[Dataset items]
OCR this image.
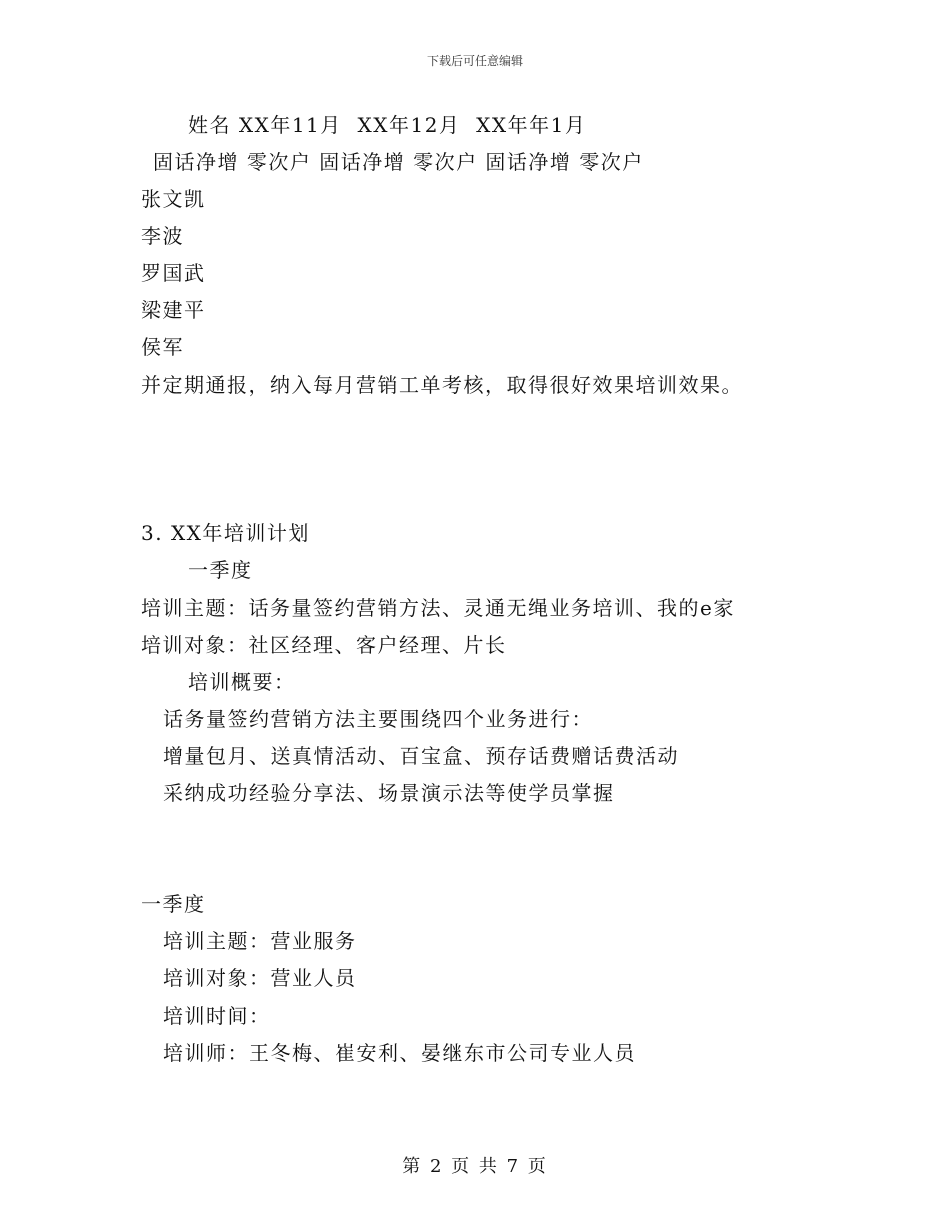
下载后可任意编辑
姓名 XX年11月  XX年12月  XX年年1月
固话净增 零次户 固话净增 零次户 固话净增 零次户
张文凯
李波
罗国武
梁建平
侯军
并定期通报，纳入每月营销工单考核，取得很好效果培训效果。
3. XX年培训计划
一季度
培训主题：话务量签约营销方法、灵通无绳业务培训、我的e家
培训对象：社区经理、客户经理、片长
培训概要：
话务量签约营销方法主要围绕四个业务进行：
增量包月、送真情活动、百宝盒、预存话费赠话费活动
采纳成功经验分享法、场景演示法等使学员掌握
一季度
培训主题：营业服务
培训对象：营业人员
培训时间：
培训师：王冬梅、崔安利、晏继东市公司专业人员
第 2 页 共 7 页
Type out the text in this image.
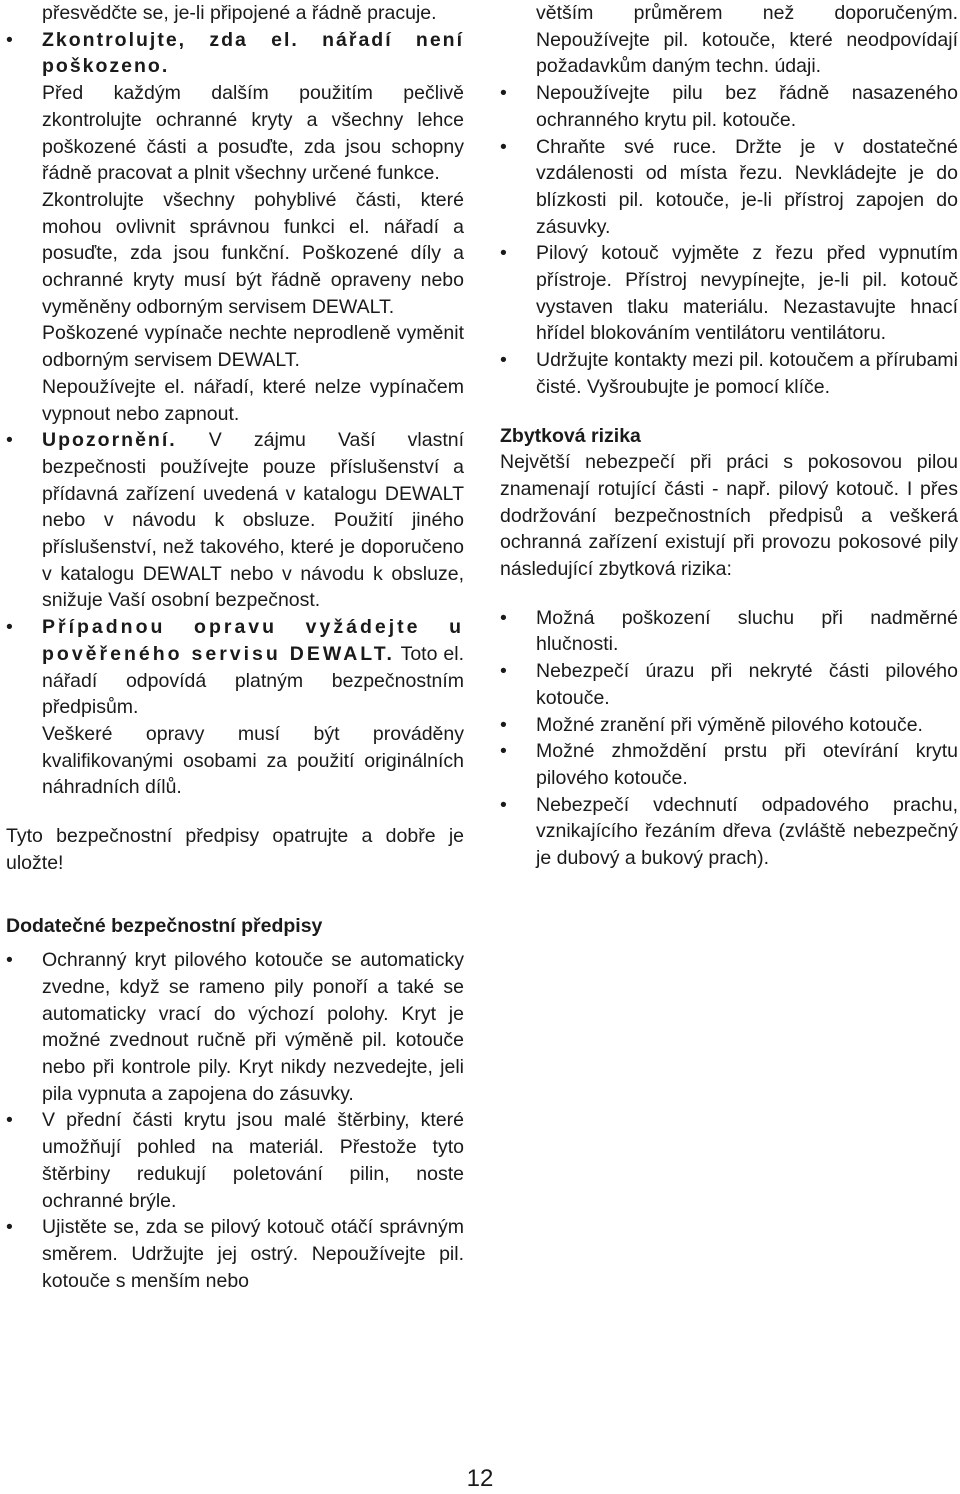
přesvědčte se, je-li připojené a řádně pracuje.

• Zkontrolujte, zda el. nářadí není poškozeno.

Před každým dalším použitím pečlivě zkontrolujte ochranné kryty a všechny lehce poškozené části a posuďte, zda jsou schopny řádně pracovat a plnit všechny určené funkce.

Zkontrolujte všechny pohyblivé části, které mohou ovlivnit správnou funkci el. nářadí a posuďte, zda jsou funkční. Poškozené díly a ochranné kryty musí být řádně opraveny nebo vyměněny odborným servisem DEWALT.

Poškozené vypínače nechte neprodleně vyměnit odborným servisem DEWALT.

Nepoužívejte el. nářadí, které nelze vypínačem vypnout nebo zapnout.

• Upozornění. V zájmu Vaší vlastní bezpečnosti používejte pouze příslušenství a přídavná zařízení uvedená v katalogu DEWALT nebo v návodu k obsluze. Použití jiného příslušenství, než takového, které je doporučeno v katalogu DEWALT nebo v návodu k obsluze, snižuje Vaší osobní bezpečnost.

• Případnou opravu vyžádejte u pověřeného servisu DEWALT. Toto el. nářadí odpovídá platným bezpečnostním předpisům.

Veškeré opravy musí být prováděny kvalifikovanými osobami za použití originálních náhradních dílů.

Tyto bezpečnostní předpisy opatrujte a dobře je uložte!

Dodatečné bezpečnostní předpisy

• Ochranný kryt pilového kotouče se automaticky zvedne, když se rameno pily ponoří a také se automaticky vrací do výchozí polohy. Kryt je možné zvednout ručně při výměně pil. kotouče nebo při kontrole pily. Kryt nikdy nezvedejte, jeli pila vypnuta a zapojena do zásuvky.

• V přední části krytu jsou malé štěrbiny, které umožňují pohled na materiál. Přestože tyto štěrbiny redukují poletování pilin, noste ochranné brýle.

• Ujistěte se, zda se pilový kotouč otáčí správným směrem. Udržujte jej ostrý. Nepoužívejte pil. kotouče s menším nebo

větším průměrem než doporučeným. Nepoužívejte pil. kotouče, které neodpovídají požadavkům daným techn. údaji.

• Nepoužívejte pilu bez řádně nasazeného ochranného krytu pil. kotouče.

• Chraňte své ruce. Držte je v dostatečné vzdálenosti od místa řezu. Nevkládejte je do blízkosti pil. kotouče, je-li přístroj zapojen do zásuvky.

• Pilový kotouč vyjměte z řezu před vypnutím přístroje. Přístroj nevypínejte, je-li pil. kotouč vystaven tlaku materiálu. Nezastavujte hnací hřídel blokováním ventilátoru ventilátoru.

• Udržujte kontakty mezi pil. kotoučem a přírubami čisté. Vyšroubujte je pomocí klíče.

Zbytková rizika

Největší nebezpečí při práci s pokosovou pilou znamenají rotující části - např. pilový kotouč. I přes dodržování bezpečnostních předpisů a veškerá ochranná zařízení existují při provozu pokosové pily následující zbytková rizika:

• Možná poškození sluchu při nadměrné hlučnosti.

• Nebezpečí úrazu při nekryté části pilového kotouče.

• Možné zranění při výměně pilového kotouče.

• Možné zhmoždění prstu při otevírání krytu pilového kotouče.

• Nebezpečí vdechnutí odpadového prachu, vznikajícího řezáním dřeva (zvláště nebezpečný je dubový a bukový prach).

12
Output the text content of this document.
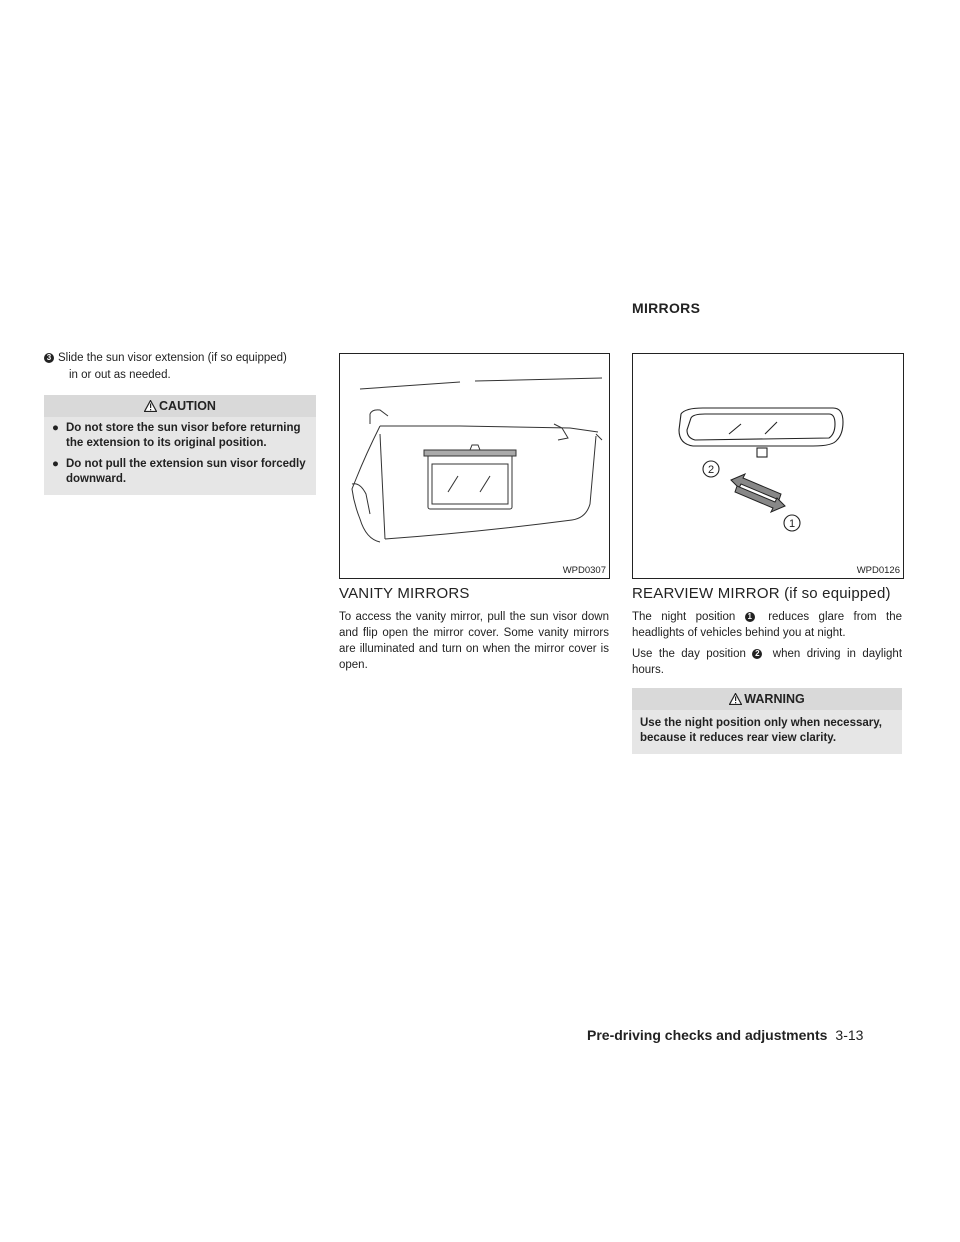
MIRRORS
3 Slide the sun visor extension (if so equipped)
in or out as needed.
CAUTION
● Do not store the sun visor before returning the extension to its original position.
● Do not pull the extension sun visor forcedly downward.
WPD0307
2
1
WPD0126
VANITY MIRRORS
To access the vanity mirror, pull the sun visor down and flip open the mirror cover. Some vanity mirrors are illuminated and turn on when the mirror cover is open.
REARVIEW MIRROR (if so equipped)
The night position 1 reduces glare from the headlights of vehicles behind you at night.
Use the day position 2 when driving in daylight hours.
WARNING
Use the night position only when necessary, because it reduces rear view clarity.
Pre-driving checks and adjustments 3-13
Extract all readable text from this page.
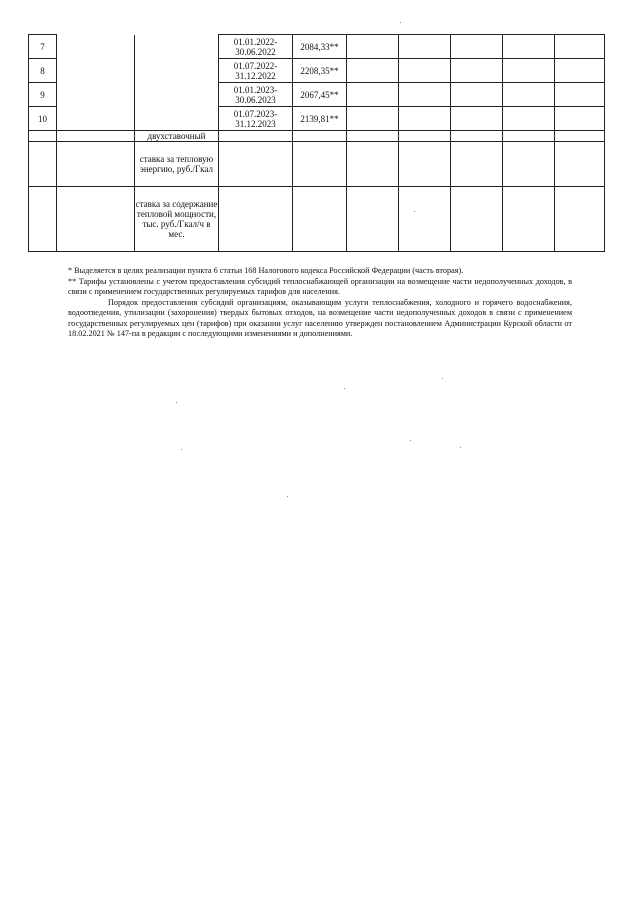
7			01.01.2022-30.06.2022	2084,33**					
8			01.07.2022-31.12.2022	2208,35**					
9			01.01.2023-30.06.2023	2067,45**					
10			01.07.2023-31.12.2023	2139,81**					
		двухставочный							
		ставка за тепловую энергию, руб./Гкал							
		ставка за содержание тепловой мощности, тыс. руб./Гкал/ч в мес.							

* Выделяется в целях реализации пункта 6 статьи 168 Налогового кодекса Российской Федерации (часть вторая).

** Тарифы установлены с учетом предоставления субсидий теплоснабжающей организации на возмещение части недополученных доходов, в связи с применением государственных регулируемых тарифов для населения.

Порядок предоставления субсидий организациям, оказывающим услуги теплоснабжения, холодного и горячего водоснабжения, водоотведения, утилизации (захоронения) твердых бытовых отходов, на возмещение части недополученных доходов в связи с применением государственных регулируемых цен (тарифов) при оказании услуг населению утвержден постановлением Администрации Курской области от 18.02.2021 № 147-па в редакции с последующими изменениями и дополнениями.
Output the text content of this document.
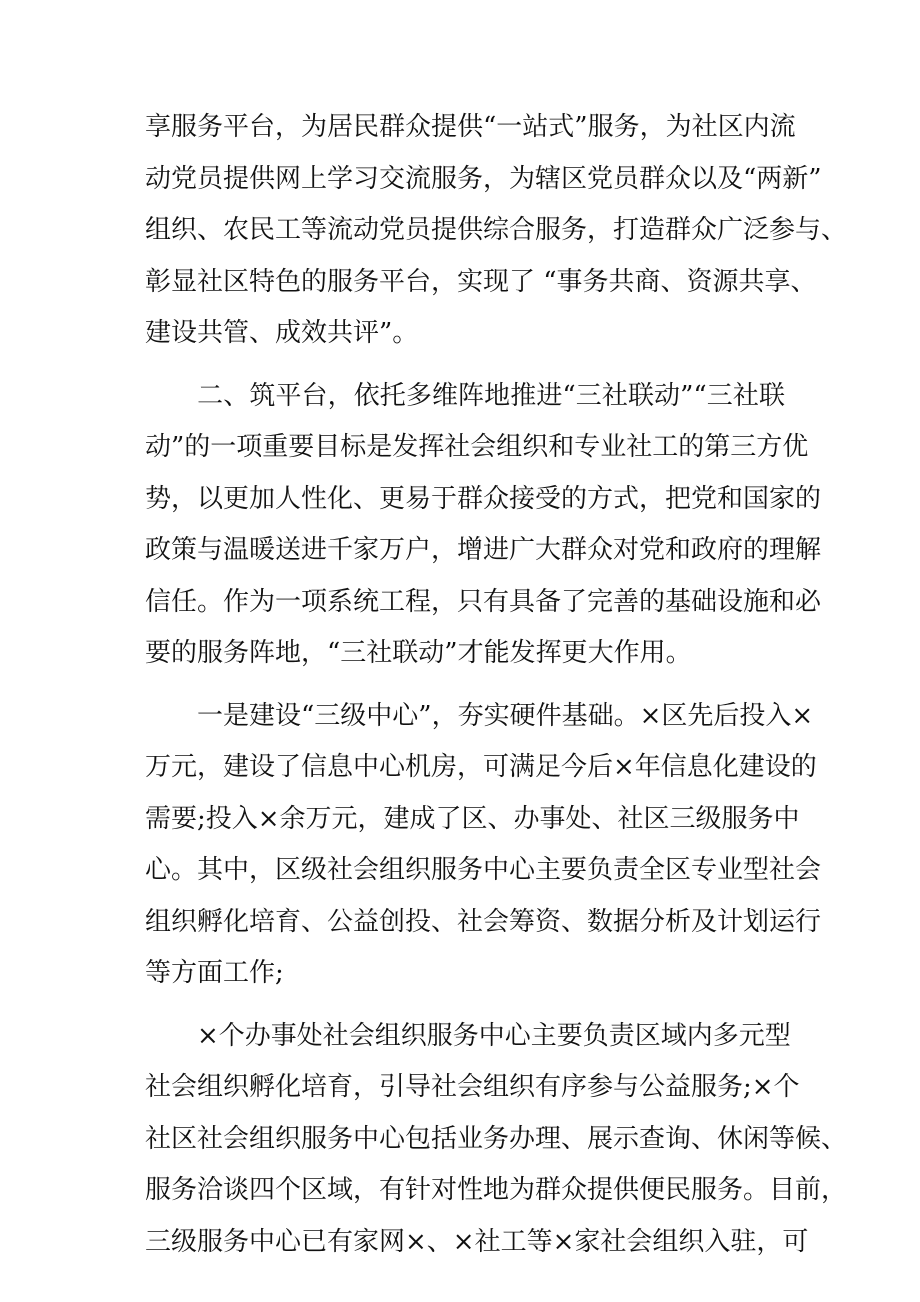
享服务平台，为居民群众提供“一站式”服务，为社区内流
动党员提供网上学习交流服务，为辖区党员群众以及“两新”
组织、农民工等流动党员提供综合服务，打造群众广泛参与、
彰显社区特色的服务平台，实现了 “事务共商、资源共享、
建设共管、成效共评”。
　　二、筑平台，依托多维阵地推进“三社联动”“三社联
动”的一项重要目标是发挥社会组织和专业社工的第三方优
势，以更加人性化、更易于群众接受的方式，把党和国家的
政策与温暖送进千家万户，增进广大群众对党和政府的理解
信任。作为一项系统工程，只有具备了完善的基础设施和必
要的服务阵地，“三社联动”才能发挥更大作用。
　　一是建设“三级中心”，夯实硬件基础。×区先后投入×
万元，建设了信息中心机房，可满足今后×年信息化建设的
需要;投入×余万元，建成了区、办事处、社区三级服务中
心。其中，区级社会组织服务中心主要负责全区专业型社会
组织孵化培育、公益创投、社会筹资、数据分析及计划运行
等方面工作;
　　×个办事处社会组织服务中心主要负责区域内多元型
社会组织孵化培育，引导社会组织有序参与公益服务;×个
社区社会组织服务中心包括业务办理、展示查询、休闲等候、
服务洽谈四个区域，有针对性地为群众提供便民服务。目前，
三级服务中心已有家网×、×社工等×家社会组织入驻，可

_Exercise brief_. In the entries above, identify every line with the string "Udržujte".

_Result_.
• Ujistěte se, zda se pilový kotouč otáčí správným směrem. Udržujte jej ostrý. Nepoužívejte pil. kotouče s menším nebo
• Udržujte kontakty mezi pil. kotoučem a přírubami čisté. Vyšroubujte je pomocí klíče.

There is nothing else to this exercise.